Going through the material below, please gather all lines with the word "title" in them.

# start of DATA EXCERPTS

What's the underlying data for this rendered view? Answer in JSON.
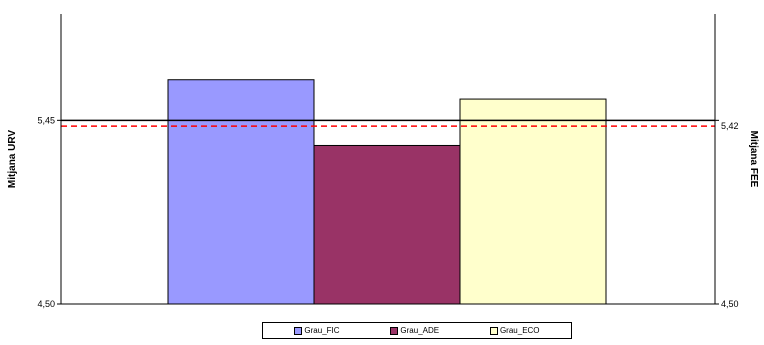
{
  "chart_data": {
    "type": "bar",
    "categories": [
      "Grau_FIC",
      "Grau_ADE",
      "Grau_ECO"
    ],
    "values": [
      5.66,
      5.32,
      5.56
    ],
    "colors": [
      "#9999ff",
      "#993366",
      "#ffffcc"
    ],
    "ylabel": "Mitjana URV",
    "y2label": "Mitjana FEE",
    "ylim": [
      4.5,
      6.0
    ],
    "y_ticks": [
      "4,50",
      "5,45"
    ],
    "y2_ticks": [
      "4,50",
      "5,42"
    ],
    "reference_lines": [
      {
        "value": 5.45,
        "style": "solid",
        "color": "#000000"
      },
      {
        "value": 5.42,
        "style": "dashed",
        "color": "#ff0000"
      }
    ],
    "legend": [
      "Grau_FIC",
      "Grau_ADE",
      "Grau_ECO"
    ],
    "legend_position": "bottom",
    "grid": false
  }
}
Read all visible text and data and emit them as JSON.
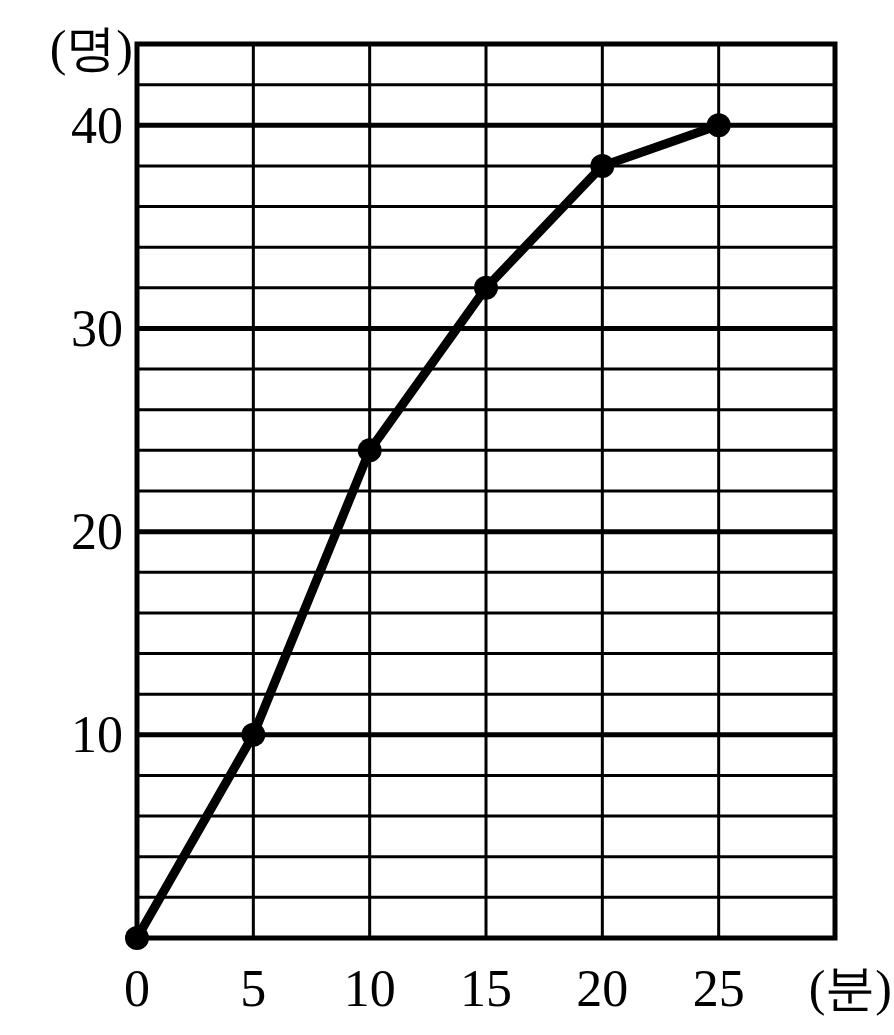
{
  "chart_data": {
    "type": "line",
    "xlabel": "(분)",
    "ylabel": "(명)",
    "x": [
      0,
      5,
      10,
      15,
      20,
      25
    ],
    "series": [
      {
        "color": "#000000",
        "values": [
          0,
          10,
          24,
          32,
          38,
          40
        ]
      }
    ],
    "xlim": [
      0,
      30
    ],
    "ylim": [
      0,
      44
    ],
    "xticks": [
      0,
      5,
      10,
      15,
      20,
      25,
      {
        "value": 30,
        "label": null
      }
    ],
    "yticks": [
      {
        "value": 0,
        "label": null
      },
      {
        "value": 2,
        "label": null
      },
      {
        "value": 4,
        "label": null
      },
      {
        "value": 6,
        "label": null
      },
      {
        "value": 8,
        "label": null
      },
      10,
      {
        "value": 12,
        "label": null
      },
      {
        "value": 14,
        "label": null
      },
      {
        "value": 16,
        "label": null
      },
      {
        "value": 18,
        "label": null
      },
      20,
      {
        "value": 22,
        "label": null
      },
      {
        "value": 24,
        "label": null
      },
      {
        "value": 26,
        "label": null
      },
      {
        "value": 28,
        "label": null
      },
      30,
      {
        "value": 32,
        "label": null
      },
      {
        "value": 34,
        "label": null
      },
      {
        "value": 36,
        "label": null
      },
      {
        "value": 38,
        "label": null
      },
      40,
      {
        "value": 42,
        "label": null
      },
      {
        "value": 44,
        "label": null
      }
    ],
    "grid": true,
    "marker": "circle",
    "line_style": "solid"
  }
}
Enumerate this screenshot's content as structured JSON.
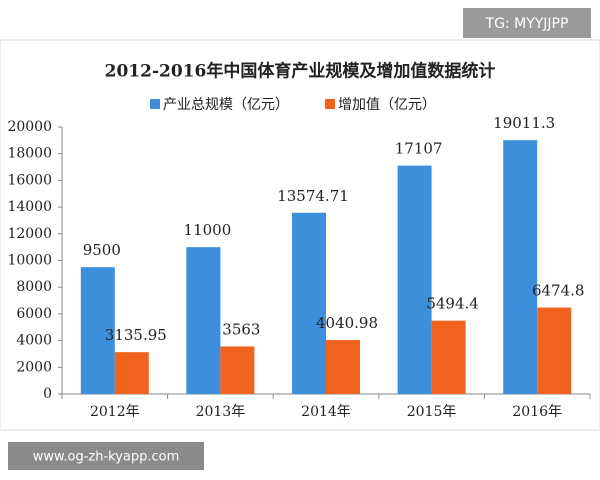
{
  "chart_data": {
    "type": "bar",
    "title": "2012-2016年中国体育产业规模及增加值数据统计",
    "categories": [
      "2012年",
      "2013年",
      "2014年",
      "2015年",
      "2016年"
    ],
    "series": [
      {
        "name": "产业总规模（亿元）",
        "color": "#3d8fdc",
        "values": [
          9500,
          11000,
          13574.71,
          17107,
          19011.3
        ]
      },
      {
        "name": "增加值（亿元）",
        "color": "#f0631f",
        "values": [
          3135.95,
          3563,
          4040.98,
          5494.4,
          6474.8
        ]
      }
    ],
    "ylim": [
      0,
      20000
    ],
    "yticks": [
      0,
      2000,
      4000,
      6000,
      8000,
      10000,
      12000,
      14000,
      16000,
      18000,
      20000
    ],
    "grid": false,
    "legend": "top",
    "annotations": [
      "TG: MYYJJPP",
      "www.og-zh-kyapp.com"
    ]
  }
}
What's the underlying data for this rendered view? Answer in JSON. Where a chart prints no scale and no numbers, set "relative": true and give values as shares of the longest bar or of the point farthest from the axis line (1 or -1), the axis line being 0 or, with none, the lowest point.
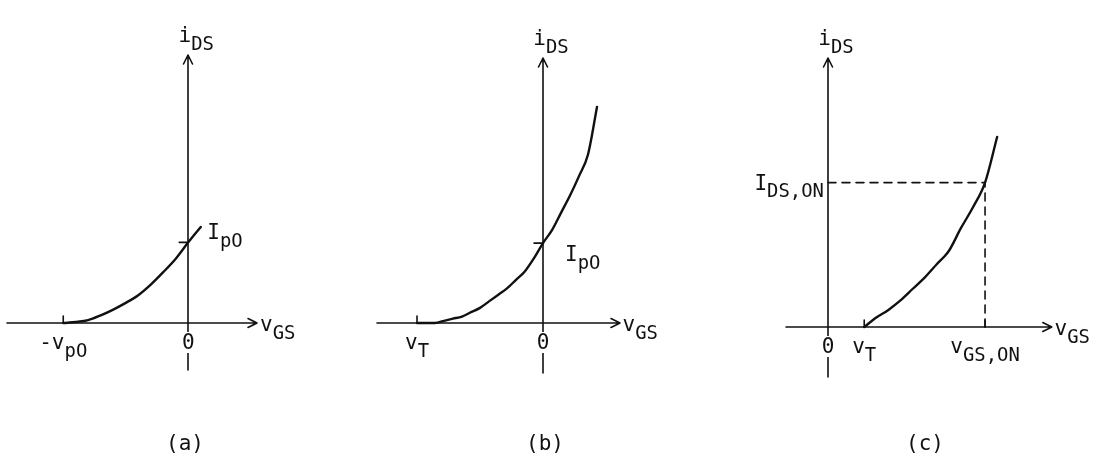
{
  "chart_data": [
    {
      "type": "line",
      "title": "(a)",
      "xlabel": "v$_{GS}$",
      "ylabel": "i$_{DS}$",
      "relative": true,
      "color": "#111111",
      "categories": [
        null,
        null,
        null,
        null,
        "-v$_{pO}$",
        null,
        null,
        null,
        null,
        null,
        null,
        null,
        null,
        null,
        "0",
        null,
        null,
        null,
        null,
        null
      ],
      "values": [
        null,
        null,
        null,
        null,
        0,
        0.01,
        0.03,
        0.08,
        0.14,
        0.21,
        0.29,
        0.4,
        0.53,
        0.67,
        0.84,
        1,
        null,
        null,
        null,
        null
      ],
      "annotations": [
        {
          "text": "I$_{pO}$",
          "x": "0",
          "y": 0.84
        }
      ]
    },
    {
      "type": "line",
      "title": "(b)",
      "xlabel": "v$_{GS}$",
      "ylabel": "i$_{DS}$",
      "relative": true,
      "color": "#111111",
      "categories": [
        null,
        null,
        null,
        null,
        "v$_{T}$",
        null,
        null,
        null,
        null,
        null,
        null,
        null,
        null,
        null,
        null,
        null,
        null,
        null,
        "0",
        null,
        null,
        null,
        null,
        null,
        null,
        null,
        null
      ],
      "values": [
        null,
        null,
        null,
        null,
        0,
        0,
        0,
        0.01,
        0.02,
        0.03,
        0.05,
        0.07,
        0.1,
        0.13,
        0.16,
        0.2,
        0.24,
        0.3,
        0.37,
        0.43,
        0.51,
        0.59,
        0.68,
        0.78,
        1,
        null,
        null
      ],
      "annotations": [
        {
          "text": "I$_{pO}$",
          "x": "0",
          "y": 0.37
        }
      ]
    },
    {
      "type": "line",
      "title": "(c)",
      "xlabel": "v$_{GS}$",
      "ylabel": "i$_{DS}$",
      "relative": true,
      "color": "#111111",
      "categories": [
        null,
        null,
        null,
        "0",
        null,
        null,
        "v$_{T}$",
        null,
        null,
        null,
        null,
        null,
        null,
        null,
        null,
        null,
        "v$_{GS,ON}$",
        null,
        null,
        null,
        null,
        null
      ],
      "values": [
        null,
        null,
        null,
        null,
        null,
        null,
        0,
        0.05,
        0.09,
        0.14,
        0.2,
        0.26,
        0.33,
        0.4,
        0.52,
        0.63,
        0.76,
        1,
        null,
        null,
        null,
        null
      ],
      "ref_lines": [
        {
          "axis": "y",
          "value": 0.76,
          "label": "I$_{DS,ON}$",
          "line_style": "dashed"
        },
        {
          "axis": "x",
          "value": "v$_{GS,ON}$",
          "line_style": "dashed"
        }
      ]
    }
  ]
}
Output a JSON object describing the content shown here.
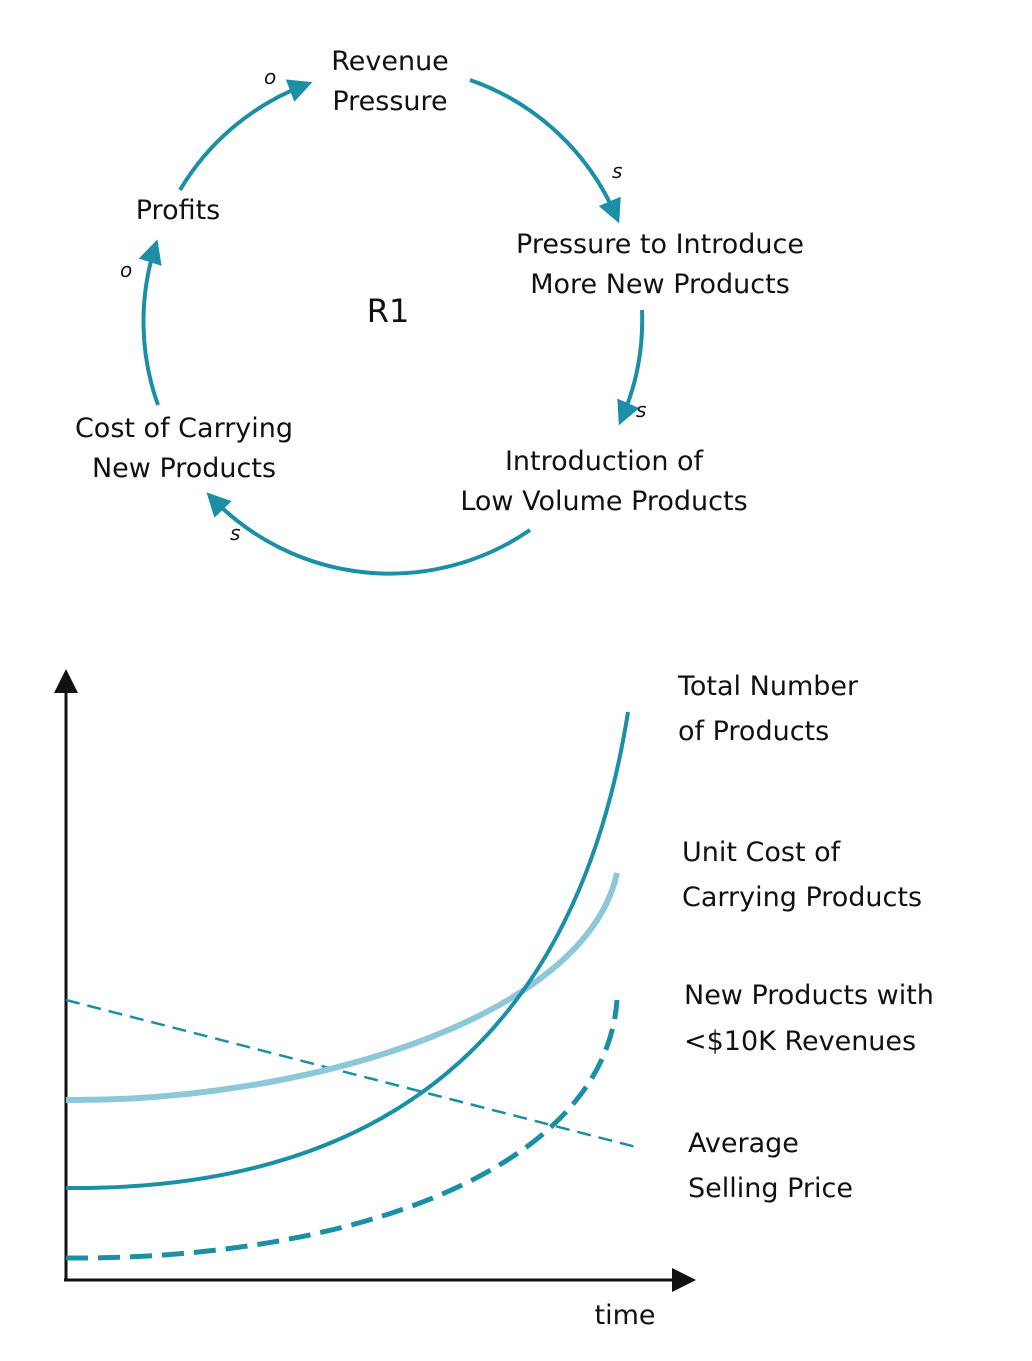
{
  "loop": {
    "label": "R1",
    "nodes": [
      {
        "lines": [
          "Revenue",
          "Pressure"
        ]
      },
      {
        "lines": [
          "Pressure to Introduce",
          "More New Products"
        ]
      },
      {
        "lines": [
          "Introduction of",
          "Low Volume Products"
        ]
      },
      {
        "lines": [
          "Cost of Carrying",
          "New Products"
        ]
      },
      {
        "lines": [
          "Profits"
        ]
      }
    ],
    "links": [
      {
        "polarity": "s"
      },
      {
        "polarity": "s"
      },
      {
        "polarity": "s"
      },
      {
        "polarity": "o"
      },
      {
        "polarity": "o"
      }
    ]
  },
  "graph": {
    "x_axis_label": "time",
    "curves": [
      {
        "lines": [
          "Total Number",
          "of Products"
        ]
      },
      {
        "lines": [
          "Unit Cost of",
          "Carrying Products"
        ]
      },
      {
        "lines": [
          "New Products with",
          "<$10K Revenues"
        ]
      },
      {
        "lines": [
          "Average",
          "Selling Price"
        ]
      }
    ]
  }
}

# end of DATA EXCERPTS

#### [WRITTEN RESPONSE]
    "title": "2012-2016年中国体育产业规模及增加值数据统计",
      "title": "(a)",
      "title": "(b)",
      "title": "(c)",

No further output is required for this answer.